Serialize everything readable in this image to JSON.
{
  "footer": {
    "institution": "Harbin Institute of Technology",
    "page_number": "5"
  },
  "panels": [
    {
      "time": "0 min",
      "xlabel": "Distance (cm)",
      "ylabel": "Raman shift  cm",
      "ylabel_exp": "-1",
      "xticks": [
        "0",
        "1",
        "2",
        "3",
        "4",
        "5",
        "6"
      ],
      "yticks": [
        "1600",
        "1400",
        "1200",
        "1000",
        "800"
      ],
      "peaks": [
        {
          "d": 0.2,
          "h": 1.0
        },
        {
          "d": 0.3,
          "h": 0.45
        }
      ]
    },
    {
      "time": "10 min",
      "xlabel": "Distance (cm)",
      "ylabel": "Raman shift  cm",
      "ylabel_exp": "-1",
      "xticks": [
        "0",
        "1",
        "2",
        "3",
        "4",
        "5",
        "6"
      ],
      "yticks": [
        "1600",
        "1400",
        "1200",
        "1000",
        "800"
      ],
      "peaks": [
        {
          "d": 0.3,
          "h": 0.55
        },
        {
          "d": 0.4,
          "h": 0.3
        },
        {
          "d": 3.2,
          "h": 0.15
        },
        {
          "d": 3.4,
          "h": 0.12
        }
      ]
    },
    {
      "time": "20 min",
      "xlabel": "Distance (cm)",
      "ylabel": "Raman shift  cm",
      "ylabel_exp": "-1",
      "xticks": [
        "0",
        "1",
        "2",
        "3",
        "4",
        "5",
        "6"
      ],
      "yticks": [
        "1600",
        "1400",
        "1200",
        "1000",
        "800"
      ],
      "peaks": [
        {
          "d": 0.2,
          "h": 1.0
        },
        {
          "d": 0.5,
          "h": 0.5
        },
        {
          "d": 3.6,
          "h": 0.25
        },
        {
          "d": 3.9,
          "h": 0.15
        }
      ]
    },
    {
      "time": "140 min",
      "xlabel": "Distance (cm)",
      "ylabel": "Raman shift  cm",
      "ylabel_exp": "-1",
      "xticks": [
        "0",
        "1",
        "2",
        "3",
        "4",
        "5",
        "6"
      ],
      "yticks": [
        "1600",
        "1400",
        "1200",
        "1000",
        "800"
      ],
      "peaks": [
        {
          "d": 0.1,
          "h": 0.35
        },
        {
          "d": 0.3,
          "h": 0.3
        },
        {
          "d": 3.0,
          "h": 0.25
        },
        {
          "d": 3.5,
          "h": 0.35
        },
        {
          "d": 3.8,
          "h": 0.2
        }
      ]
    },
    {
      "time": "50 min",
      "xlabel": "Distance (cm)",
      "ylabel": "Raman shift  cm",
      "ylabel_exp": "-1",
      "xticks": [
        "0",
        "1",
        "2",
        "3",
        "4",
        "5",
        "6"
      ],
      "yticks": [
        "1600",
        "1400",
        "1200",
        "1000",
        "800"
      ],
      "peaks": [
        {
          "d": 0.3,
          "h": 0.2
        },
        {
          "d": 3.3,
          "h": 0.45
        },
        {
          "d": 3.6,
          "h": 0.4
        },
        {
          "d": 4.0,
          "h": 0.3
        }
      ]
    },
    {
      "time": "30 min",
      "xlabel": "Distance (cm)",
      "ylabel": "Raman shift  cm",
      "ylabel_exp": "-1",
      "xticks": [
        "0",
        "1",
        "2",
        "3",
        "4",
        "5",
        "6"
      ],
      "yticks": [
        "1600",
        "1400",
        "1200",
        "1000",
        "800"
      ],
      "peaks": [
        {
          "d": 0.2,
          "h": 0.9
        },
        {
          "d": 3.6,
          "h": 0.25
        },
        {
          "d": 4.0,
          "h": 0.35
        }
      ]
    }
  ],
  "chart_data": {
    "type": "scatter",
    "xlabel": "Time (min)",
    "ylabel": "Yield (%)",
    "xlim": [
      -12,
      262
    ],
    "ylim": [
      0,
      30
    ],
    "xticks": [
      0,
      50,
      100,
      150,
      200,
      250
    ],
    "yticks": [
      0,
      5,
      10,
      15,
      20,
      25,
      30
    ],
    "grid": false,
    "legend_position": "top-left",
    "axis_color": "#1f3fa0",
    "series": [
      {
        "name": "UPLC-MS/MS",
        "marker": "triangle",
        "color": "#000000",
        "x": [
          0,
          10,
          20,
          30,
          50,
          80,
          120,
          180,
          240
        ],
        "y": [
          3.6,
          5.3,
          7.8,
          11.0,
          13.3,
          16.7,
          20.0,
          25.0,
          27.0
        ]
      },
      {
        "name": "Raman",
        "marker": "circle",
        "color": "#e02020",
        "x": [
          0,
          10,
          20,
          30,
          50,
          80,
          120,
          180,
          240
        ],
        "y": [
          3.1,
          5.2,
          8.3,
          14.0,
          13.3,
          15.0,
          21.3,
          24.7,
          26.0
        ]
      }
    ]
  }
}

...

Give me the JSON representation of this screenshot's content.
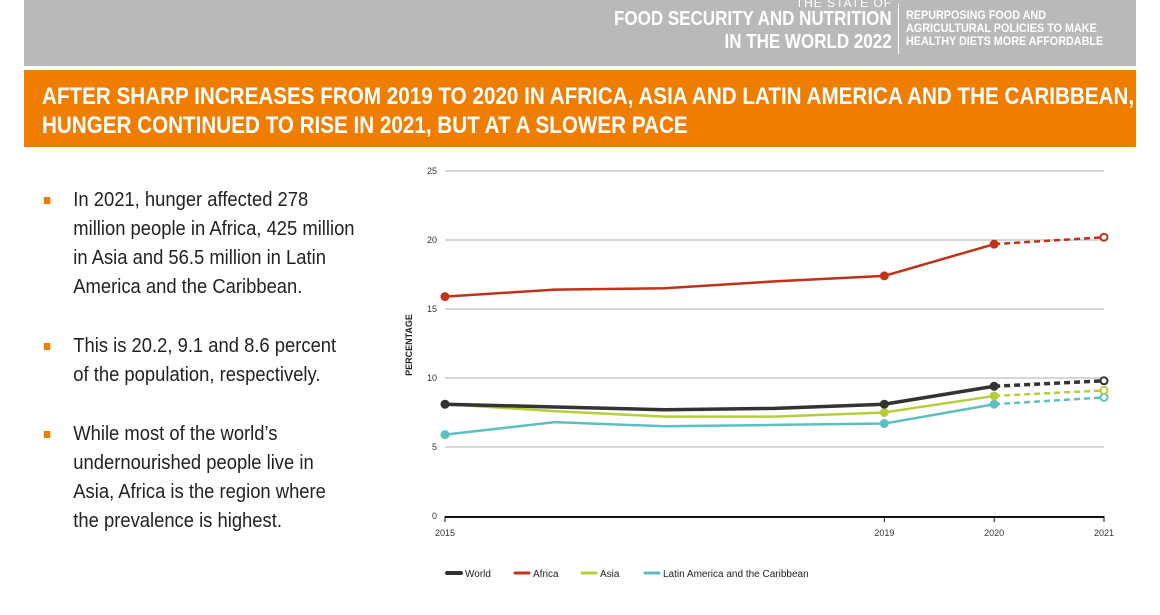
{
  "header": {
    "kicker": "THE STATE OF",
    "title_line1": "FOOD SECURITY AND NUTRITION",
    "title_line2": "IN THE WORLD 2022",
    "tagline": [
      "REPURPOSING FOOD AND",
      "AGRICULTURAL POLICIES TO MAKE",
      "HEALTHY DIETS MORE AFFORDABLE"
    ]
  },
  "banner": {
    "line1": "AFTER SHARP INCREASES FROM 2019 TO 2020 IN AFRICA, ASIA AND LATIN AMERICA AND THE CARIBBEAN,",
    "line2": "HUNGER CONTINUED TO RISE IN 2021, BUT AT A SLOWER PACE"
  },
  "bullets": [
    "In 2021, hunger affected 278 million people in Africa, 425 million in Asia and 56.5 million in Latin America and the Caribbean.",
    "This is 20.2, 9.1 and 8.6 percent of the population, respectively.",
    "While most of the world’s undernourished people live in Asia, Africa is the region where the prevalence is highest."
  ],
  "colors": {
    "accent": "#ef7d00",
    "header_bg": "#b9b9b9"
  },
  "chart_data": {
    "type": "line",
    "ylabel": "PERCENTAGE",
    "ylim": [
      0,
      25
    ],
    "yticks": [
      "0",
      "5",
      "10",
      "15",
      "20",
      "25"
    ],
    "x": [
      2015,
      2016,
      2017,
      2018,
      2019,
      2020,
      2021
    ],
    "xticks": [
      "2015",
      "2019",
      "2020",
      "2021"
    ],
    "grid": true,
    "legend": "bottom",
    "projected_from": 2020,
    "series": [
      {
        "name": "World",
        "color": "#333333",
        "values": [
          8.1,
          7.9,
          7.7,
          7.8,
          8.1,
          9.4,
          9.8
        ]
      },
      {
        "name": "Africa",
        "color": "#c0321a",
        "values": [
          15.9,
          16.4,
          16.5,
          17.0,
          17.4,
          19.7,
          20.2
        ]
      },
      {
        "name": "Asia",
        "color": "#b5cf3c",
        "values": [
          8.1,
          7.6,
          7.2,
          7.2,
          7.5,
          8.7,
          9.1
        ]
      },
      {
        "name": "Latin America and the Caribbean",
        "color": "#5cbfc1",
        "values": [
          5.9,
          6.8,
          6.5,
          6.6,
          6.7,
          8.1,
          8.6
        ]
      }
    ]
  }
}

◆ **GOAL**: In the listing above, find each line with the word "FOOD" and copy it.

◆ **EXERCISE RESPONSE**:
    "title_line1": "FOOD SECURITY AND NUTRITION",
      "REPURPOSING FOOD AND",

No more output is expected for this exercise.